A block of data:
┌──

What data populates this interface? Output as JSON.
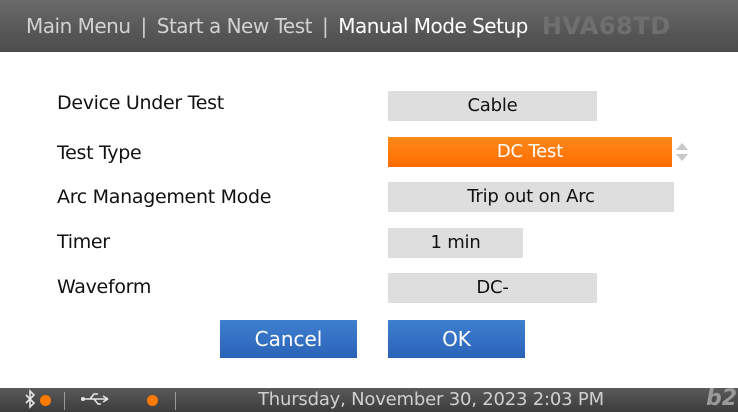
{
  "header": {
    "breadcrumb": [
      "Main Menu",
      "Start a New Test",
      "Manual Mode Setup"
    ],
    "separator": "|",
    "model": "HVA68TD"
  },
  "settings": [
    {
      "label": "Device Under Test",
      "value": "Cable",
      "selected": false
    },
    {
      "label": "Test Type",
      "value": "DC Test",
      "selected": true
    },
    {
      "label": "Arc Management Mode",
      "value": "Trip out on Arc",
      "selected": false
    },
    {
      "label": "Timer",
      "value": "1 min",
      "selected": false
    },
    {
      "label": "Waveform",
      "value": "DC-",
      "selected": false
    }
  ],
  "buttons": {
    "cancel": "Cancel",
    "ok": "OK"
  },
  "footer": {
    "datetime": "Thursday, November 30, 2023 2:03 PM",
    "bluetooth_icon": "bluetooth-icon",
    "usb_icon": "usb-icon",
    "logo": "b2",
    "status_color": "#ff7a00"
  },
  "colors": {
    "selected": "#ff6b00",
    "button": "#2f6cc0",
    "field": "#dedede"
  }
}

└──

DO THIS: Return each line that includes "label".

TASK SOLUTION:
      "label": "Device Under Test",
      "label": "Test Type",
      "label": "Arc Management Mode",
      "label": "Timer",
      "label": "Waveform",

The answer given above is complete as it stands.